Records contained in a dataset

********************

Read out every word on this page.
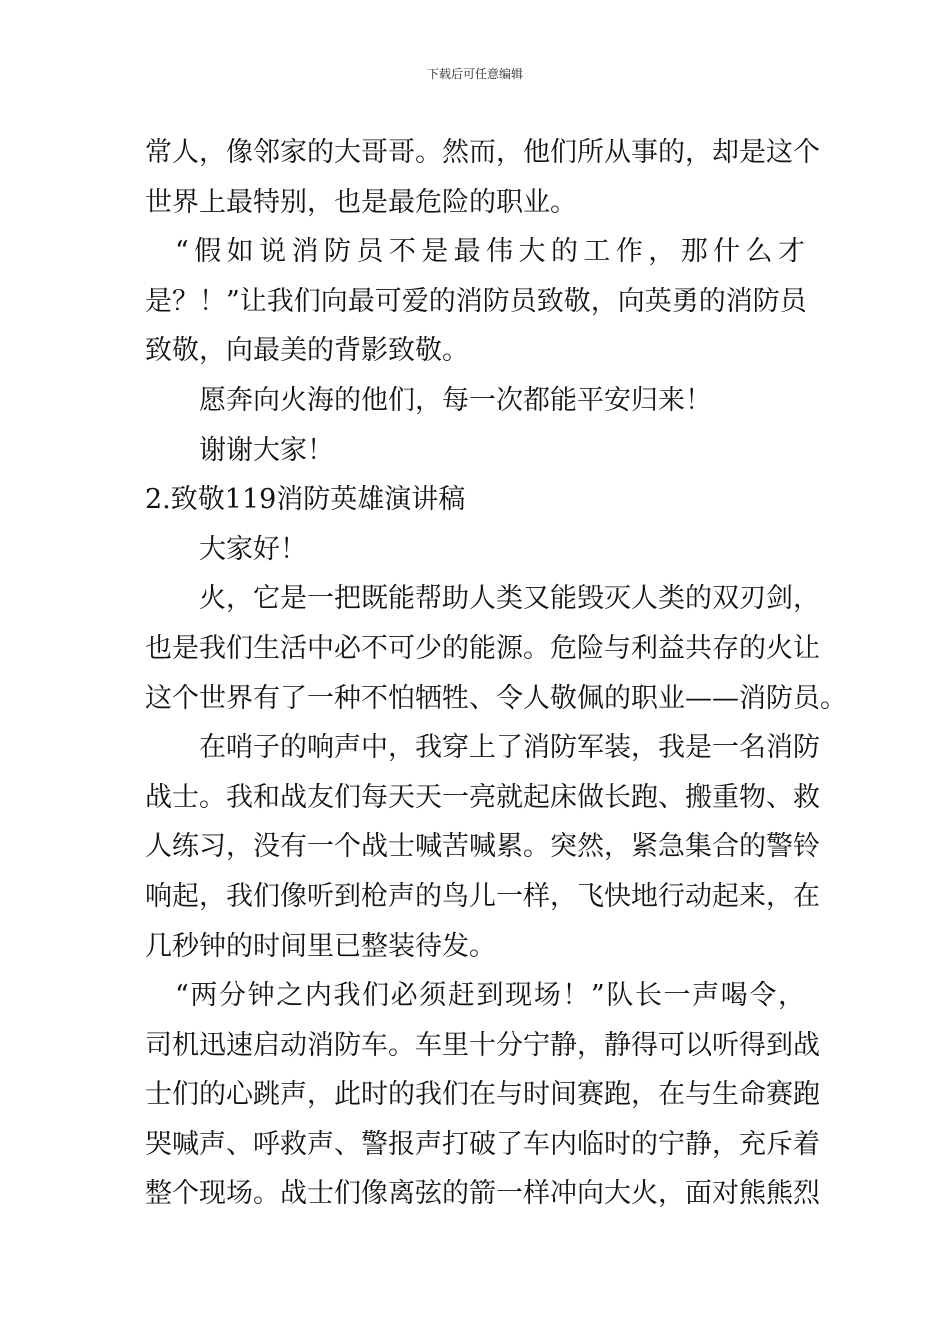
下载后可任意编辑
常人，像邻家的大哥哥。然而，他们所从事的，却是这个
世界上最特别，也是最危险的职业。
“假如说消防员不是最伟大的工作，那什么才
是？！”让我们向最可爱的消防员致敬，向英勇的消防员
致敬，向最美的背影致敬。
愿奔向火海的他们，每一次都能平安归来！
谢谢大家！
2.致敬119消防英雄演讲稿
大家好！
火，它是一把既能帮助人类又能毁灭人类的双刃剑，
也是我们生活中必不可少的能源。危险与利益共存的火让
这个世界有了一种不怕牺牲、令人敬佩的职业——消防员。
在哨子的响声中，我穿上了消防军装，我是一名消防
战士。我和战友们每天天一亮就起床做长跑、搬重物、救
人练习，没有一个战士喊苦喊累。突然，紧急集合的警铃
响起，我们像听到枪声的鸟儿一样，飞快地行动起来，在
几秒钟的时间里已整装待发。
“两分钟之内我们必须赶到现场！”队长一声喝令，
司机迅速启动消防车。车里十分宁静，静得可以听得到战
士们的心跳声，此时的我们在与时间赛跑，在与生命赛跑
哭喊声、呼救声、警报声打破了车内临时的宁静，充斥着
整个现场。战士们像离弦的箭一样冲向大火，面对熊熊烈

********************

Output all of the entries verbatim, leaving out any images.

▸ FINISHED TASK:
Read out every word on this page.
下载后可任意编辑
常人，像邻家的大哥哥。然而，他们所从事的，却是这个
世界上最特别，也是最危险的职业。
“假如说消防员不是最伟大的工作，那什么才
是？！”让我们向最可爱的消防员致敬，向英勇的消防员
致敬，向最美的背影致敬。
愿奔向火海的他们，每一次都能平安归来！
谢谢大家！
2.致敬119消防英雄演讲稿
大家好！
火，它是一把既能帮助人类又能毁灭人类的双刃剑，
也是我们生活中必不可少的能源。危险与利益共存的火让
这个世界有了一种不怕牺牲、令人敬佩的职业——消防员。
在哨子的响声中，我穿上了消防军装，我是一名消防
战士。我和战友们每天天一亮就起床做长跑、搬重物、救
人练习，没有一个战士喊苦喊累。突然，紧急集合的警铃
响起，我们像听到枪声的鸟儿一样，飞快地行动起来，在
几秒钟的时间里已整装待发。
“两分钟之内我们必须赶到现场！”队长一声喝令，
司机迅速启动消防车。车里十分宁静，静得可以听得到战
士们的心跳声，此时的我们在与时间赛跑，在与生命赛跑
哭喊声、呼救声、警报声打破了车内临时的宁静，充斥着
整个现场。战士们像离弦的箭一样冲向大火，面对熊熊烈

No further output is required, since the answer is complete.